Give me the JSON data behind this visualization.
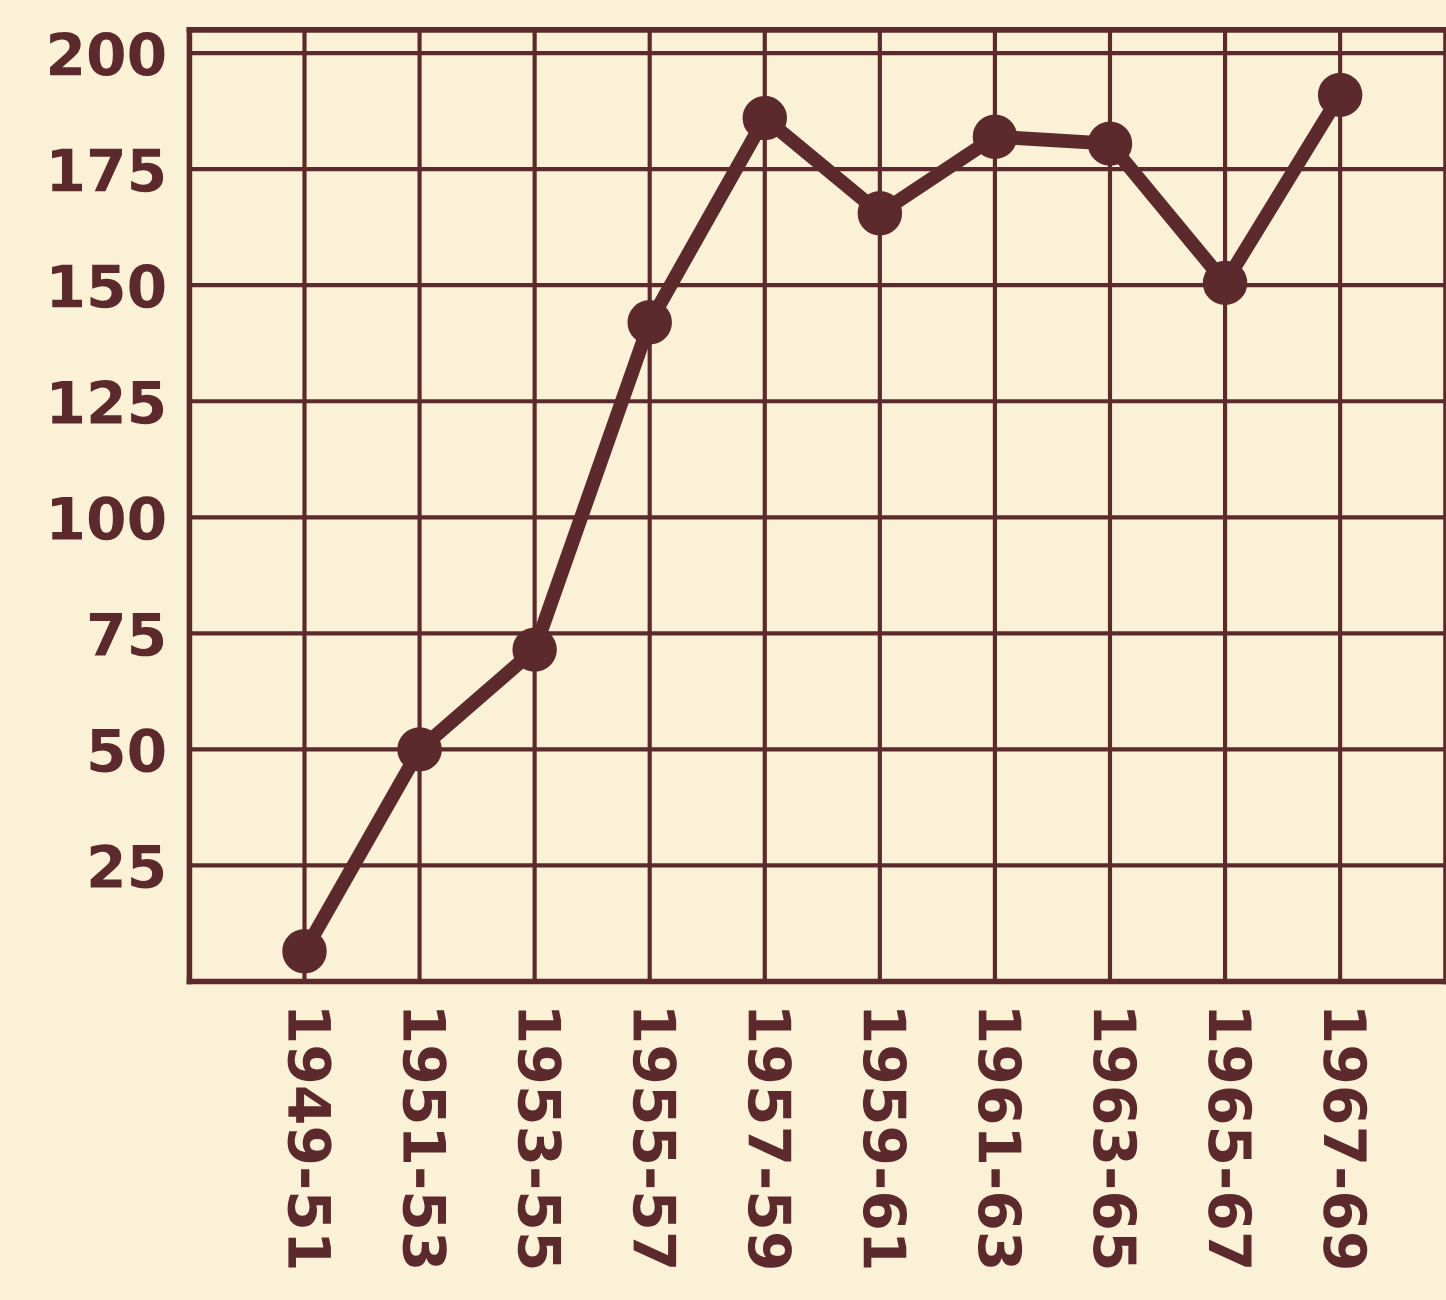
{
  "chart_data": {
    "type": "line",
    "categories": [
      "1949-51",
      "1951-53",
      "1953-55",
      "1955-57",
      "1957-59",
      "1959-61",
      "1961-63",
      "1963-65",
      "1965-67",
      "1967-69"
    ],
    "series": [
      {
        "color": "#5c2a2c",
        "values": [
          6.5,
          50,
          71.5,
          142,
          186,
          165.5,
          182,
          180.5,
          150.5,
          191
        ]
      }
    ],
    "ylim": [
      0,
      205
    ],
    "yticks": [
      25,
      50,
      75,
      100,
      125,
      150,
      175,
      200
    ],
    "grid": true,
    "marker": "circle",
    "line_style": "solid"
  }
}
++++++
# DO THIS
Above are the records; reproduce them exactly and leave out the pictures.

# EXPECTED ANSWER
Give me the JSON data behind this visualization.
{
  "chart_data": {
    "type": "line",
    "categories": [
      "1949-51",
      "1951-53",
      "1953-55",
      "1955-57",
      "1957-59",
      "1959-61",
      "1961-63",
      "1963-65",
      "1965-67",
      "1967-69"
    ],
    "series": [
      {
        "color": "#5c2a2c",
        "values": [
          6.5,
          50,
          71.5,
          142,
          186,
          165.5,
          182,
          180.5,
          150.5,
          191
        ]
      }
    ],
    "ylim": [
      0,
      205
    ],
    "yticks": [
      25,
      50,
      75,
      100,
      125,
      150,
      175,
      200
    ],
    "grid": true,
    "marker": "circle",
    "line_style": "solid"
  }
}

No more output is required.